→ EXERCISE AIM: Produce an exact copy of all the records.

— Begin DATA SHOWN —

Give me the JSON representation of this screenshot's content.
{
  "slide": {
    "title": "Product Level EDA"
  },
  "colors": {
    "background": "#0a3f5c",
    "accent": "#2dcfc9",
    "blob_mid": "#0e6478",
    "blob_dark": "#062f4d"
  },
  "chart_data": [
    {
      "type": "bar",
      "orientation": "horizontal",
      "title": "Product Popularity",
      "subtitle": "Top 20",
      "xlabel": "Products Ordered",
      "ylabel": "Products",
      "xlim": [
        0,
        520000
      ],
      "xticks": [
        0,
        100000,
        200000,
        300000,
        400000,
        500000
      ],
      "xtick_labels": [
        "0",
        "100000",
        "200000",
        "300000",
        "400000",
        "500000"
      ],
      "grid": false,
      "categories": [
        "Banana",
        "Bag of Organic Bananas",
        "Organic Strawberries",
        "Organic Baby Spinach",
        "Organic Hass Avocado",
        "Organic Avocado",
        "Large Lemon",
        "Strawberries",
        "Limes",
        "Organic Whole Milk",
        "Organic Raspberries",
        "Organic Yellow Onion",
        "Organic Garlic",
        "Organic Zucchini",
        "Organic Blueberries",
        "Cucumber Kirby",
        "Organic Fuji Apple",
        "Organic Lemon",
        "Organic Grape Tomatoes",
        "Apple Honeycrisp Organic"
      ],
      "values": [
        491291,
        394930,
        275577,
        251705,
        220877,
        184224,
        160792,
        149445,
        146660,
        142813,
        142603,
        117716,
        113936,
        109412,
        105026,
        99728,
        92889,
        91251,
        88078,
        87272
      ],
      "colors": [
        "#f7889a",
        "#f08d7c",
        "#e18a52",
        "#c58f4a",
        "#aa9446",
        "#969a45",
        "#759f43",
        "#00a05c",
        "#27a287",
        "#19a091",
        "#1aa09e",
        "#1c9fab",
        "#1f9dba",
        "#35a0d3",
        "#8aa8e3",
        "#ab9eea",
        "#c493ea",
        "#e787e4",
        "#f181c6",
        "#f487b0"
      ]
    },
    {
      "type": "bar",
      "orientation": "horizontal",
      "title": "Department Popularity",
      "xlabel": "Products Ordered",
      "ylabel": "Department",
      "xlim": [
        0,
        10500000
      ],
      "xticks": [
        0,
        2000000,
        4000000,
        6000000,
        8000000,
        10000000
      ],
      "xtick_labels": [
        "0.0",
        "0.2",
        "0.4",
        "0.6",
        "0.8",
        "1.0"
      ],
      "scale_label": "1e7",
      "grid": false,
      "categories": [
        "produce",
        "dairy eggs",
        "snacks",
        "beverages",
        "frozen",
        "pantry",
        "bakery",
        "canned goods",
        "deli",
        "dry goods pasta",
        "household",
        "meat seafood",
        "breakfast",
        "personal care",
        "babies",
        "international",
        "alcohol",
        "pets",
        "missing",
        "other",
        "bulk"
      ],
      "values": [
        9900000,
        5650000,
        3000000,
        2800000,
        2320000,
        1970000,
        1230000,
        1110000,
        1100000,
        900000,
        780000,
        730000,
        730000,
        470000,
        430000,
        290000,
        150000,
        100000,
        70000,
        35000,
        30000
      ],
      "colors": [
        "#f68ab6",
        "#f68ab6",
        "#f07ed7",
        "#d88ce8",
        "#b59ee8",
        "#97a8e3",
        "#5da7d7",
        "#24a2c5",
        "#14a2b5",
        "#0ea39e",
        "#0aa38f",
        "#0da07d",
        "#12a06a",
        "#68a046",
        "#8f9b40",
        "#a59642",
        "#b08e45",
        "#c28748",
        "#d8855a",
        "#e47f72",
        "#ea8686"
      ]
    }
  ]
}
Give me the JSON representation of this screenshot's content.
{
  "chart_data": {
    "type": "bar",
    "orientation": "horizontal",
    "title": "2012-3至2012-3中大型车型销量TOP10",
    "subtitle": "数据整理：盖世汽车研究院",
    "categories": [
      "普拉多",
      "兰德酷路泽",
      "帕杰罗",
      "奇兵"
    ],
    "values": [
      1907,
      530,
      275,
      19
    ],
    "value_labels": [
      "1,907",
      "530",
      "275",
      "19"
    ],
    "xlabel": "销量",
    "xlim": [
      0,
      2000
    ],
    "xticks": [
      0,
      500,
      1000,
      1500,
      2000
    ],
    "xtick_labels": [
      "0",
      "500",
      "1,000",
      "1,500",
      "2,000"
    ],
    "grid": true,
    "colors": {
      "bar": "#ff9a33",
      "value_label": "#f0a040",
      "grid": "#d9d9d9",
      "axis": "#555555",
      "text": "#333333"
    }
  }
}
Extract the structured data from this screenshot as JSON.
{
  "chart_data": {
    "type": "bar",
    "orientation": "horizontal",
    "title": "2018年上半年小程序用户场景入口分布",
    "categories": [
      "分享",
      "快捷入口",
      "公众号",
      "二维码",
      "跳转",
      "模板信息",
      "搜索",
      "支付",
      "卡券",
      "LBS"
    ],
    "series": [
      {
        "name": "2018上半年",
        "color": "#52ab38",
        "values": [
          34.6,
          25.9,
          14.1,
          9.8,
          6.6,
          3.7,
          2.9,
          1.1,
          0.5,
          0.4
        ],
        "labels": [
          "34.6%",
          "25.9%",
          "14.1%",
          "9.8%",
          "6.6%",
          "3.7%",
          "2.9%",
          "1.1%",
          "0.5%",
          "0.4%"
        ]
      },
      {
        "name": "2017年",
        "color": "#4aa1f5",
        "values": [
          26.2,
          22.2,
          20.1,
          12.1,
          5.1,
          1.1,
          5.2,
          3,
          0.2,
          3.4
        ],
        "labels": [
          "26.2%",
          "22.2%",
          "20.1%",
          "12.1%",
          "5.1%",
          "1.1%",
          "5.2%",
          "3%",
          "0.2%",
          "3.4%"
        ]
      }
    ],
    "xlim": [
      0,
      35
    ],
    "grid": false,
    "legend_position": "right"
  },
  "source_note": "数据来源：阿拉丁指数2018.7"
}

— End DATA SHOWN —

→ COMPLETED EXERCISE:
Give me the JSON representation of this screenshot's content.
{
  "slide": {
    "title": "Product Level EDA"
  },
  "colors": {
    "background": "#0a3f5c",
    "accent": "#2dcfc9",
    "blob_mid": "#0e6478",
    "blob_dark": "#062f4d"
  },
  "chart_data": [
    {
      "type": "bar",
      "orientation": "horizontal",
      "title": "Product Popularity",
      "subtitle": "Top 20",
      "xlabel": "Products Ordered",
      "ylabel": "Products",
      "xlim": [
        0,
        520000
      ],
      "xticks": [
        0,
        100000,
        200000,
        300000,
        400000,
        500000
      ],
      "xtick_labels": [
        "0",
        "100000",
        "200000",
        "300000",
        "400000",
        "500000"
      ],
      "grid": false,
      "categories": [
        "Banana",
        "Bag of Organic Bananas",
        "Organic Strawberries",
        "Organic Baby Spinach",
        "Organic Hass Avocado",
        "Organic Avocado",
        "Large Lemon",
        "Strawberries",
        "Limes",
        "Organic Whole Milk",
        "Organic Raspberries",
        "Organic Yellow Onion",
        "Organic Garlic",
        "Organic Zucchini",
        "Organic Blueberries",
        "Cucumber Kirby",
        "Organic Fuji Apple",
        "Organic Lemon",
        "Organic Grape Tomatoes",
        "Apple Honeycrisp Organic"
      ],
      "values": [
        491291,
        394930,
        275577,
        251705,
        220877,
        184224,
        160792,
        149445,
        146660,
        142813,
        142603,
        117716,
        113936,
        109412,
        105026,
        99728,
        92889,
        91251,
        88078,
        87272
      ],
      "colors": [
        "#f7889a",
        "#f08d7c",
        "#e18a52",
        "#c58f4a",
        "#aa9446",
        "#969a45",
        "#759f43",
        "#00a05c",
        "#27a287",
        "#19a091",
        "#1aa09e",
        "#1c9fab",
        "#1f9dba",
        "#35a0d3",
        "#8aa8e3",
        "#ab9eea",
        "#c493ea",
        "#e787e4",
        "#f181c6",
        "#f487b0"
      ]
    },
    {
      "type": "bar",
      "orientation": "horizontal",
      "title": "Department Popularity",
      "xlabel": "Products Ordered",
      "ylabel": "Department",
      "xlim": [
        0,
        10500000
      ],
      "xticks": [
        0,
        2000000,
        4000000,
        6000000,
        8000000,
        10000000
      ],
      "xtick_labels": [
        "0.0",
        "0.2",
        "0.4",
        "0.6",
        "0.8",
        "1.0"
      ],
      "scale_label": "1e7",
      "grid": false,
      "categories": [
        "produce",
        "dairy eggs",
        "snacks",
        "beverages",
        "frozen",
        "pantry",
        "bakery",
        "canned goods",
        "deli",
        "dry goods pasta",
        "household",
        "meat seafood",
        "breakfast",
        "personal care",
        "babies",
        "international",
        "alcohol",
        "pets",
        "missing",
        "other",
        "bulk"
      ],
      "values": [
        9900000,
        5650000,
        3000000,
        2800000,
        2320000,
        1970000,
        1230000,
        1110000,
        1100000,
        900000,
        780000,
        730000,
        730000,
        470000,
        430000,
        290000,
        150000,
        100000,
        70000,
        35000,
        30000
      ],
      "colors": [
        "#f68ab6",
        "#f68ab6",
        "#f07ed7",
        "#d88ce8",
        "#b59ee8",
        "#97a8e3",
        "#5da7d7",
        "#24a2c5",
        "#14a2b5",
        "#0ea39e",
        "#0aa38f",
        "#0da07d",
        "#12a06a",
        "#68a046",
        "#8f9b40",
        "#a59642",
        "#b08e45",
        "#c28748",
        "#d8855a",
        "#e47f72",
        "#ea8686"
      ]
    }
  ]
}
Give me the JSON representation of this screenshot's content.
{
  "chart_data": {
    "type": "bar",
    "orientation": "horizontal",
    "title": "2012-3至2012-3中大型车型销量TOP10",
    "subtitle": "数据整理：盖世汽车研究院",
    "categories": [
      "普拉多",
      "兰德酷路泽",
      "帕杰罗",
      "奇兵"
    ],
    "values": [
      1907,
      530,
      275,
      19
    ],
    "value_labels": [
      "1,907",
      "530",
      "275",
      "19"
    ],
    "xlabel": "销量",
    "xlim": [
      0,
      2000
    ],
    "xticks": [
      0,
      500,
      1000,
      1500,
      2000
    ],
    "xtick_labels": [
      "0",
      "500",
      "1,000",
      "1,500",
      "2,000"
    ],
    "grid": true,
    "colors": {
      "bar": "#ff9a33",
      "value_label": "#f0a040",
      "grid": "#d9d9d9",
      "axis": "#555555",
      "text": "#333333"
    }
  }
}
Extract the structured data from this screenshot as JSON.
{
  "chart_data": {
    "type": "bar",
    "orientation": "horizontal",
    "title": "2018年上半年小程序用户场景入口分布",
    "categories": [
      "分享",
      "快捷入口",
      "公众号",
      "二维码",
      "跳转",
      "模板信息",
      "搜索",
      "支付",
      "卡券",
      "LBS"
    ],
    "series": [
      {
        "name": "2018上半年",
        "color": "#52ab38",
        "values": [
          34.6,
          25.9,
          14.1,
          9.8,
          6.6,
          3.7,
          2.9,
          1.1,
          0.5,
          0.4
        ],
        "labels": [
          "34.6%",
          "25.9%",
          "14.1%",
          "9.8%",
          "6.6%",
          "3.7%",
          "2.9%",
          "1.1%",
          "0.5%",
          "0.4%"
        ]
      },
      {
        "name": "2017年",
        "color": "#4aa1f5",
        "values": [
          26.2,
          22.2,
          20.1,
          12.1,
          5.1,
          1.1,
          5.2,
          3,
          0.2,
          3.4
        ],
        "labels": [
          "26.2%",
          "22.2%",
          "20.1%",
          "12.1%",
          "5.1%",
          "1.1%",
          "5.2%",
          "3%",
          "0.2%",
          "3.4%"
        ]
      }
    ],
    "xlim": [
      0,
      35
    ],
    "grid": false,
    "legend_position": "right"
  },
  "source_note": "数据来源：阿拉丁指数2018.7"
}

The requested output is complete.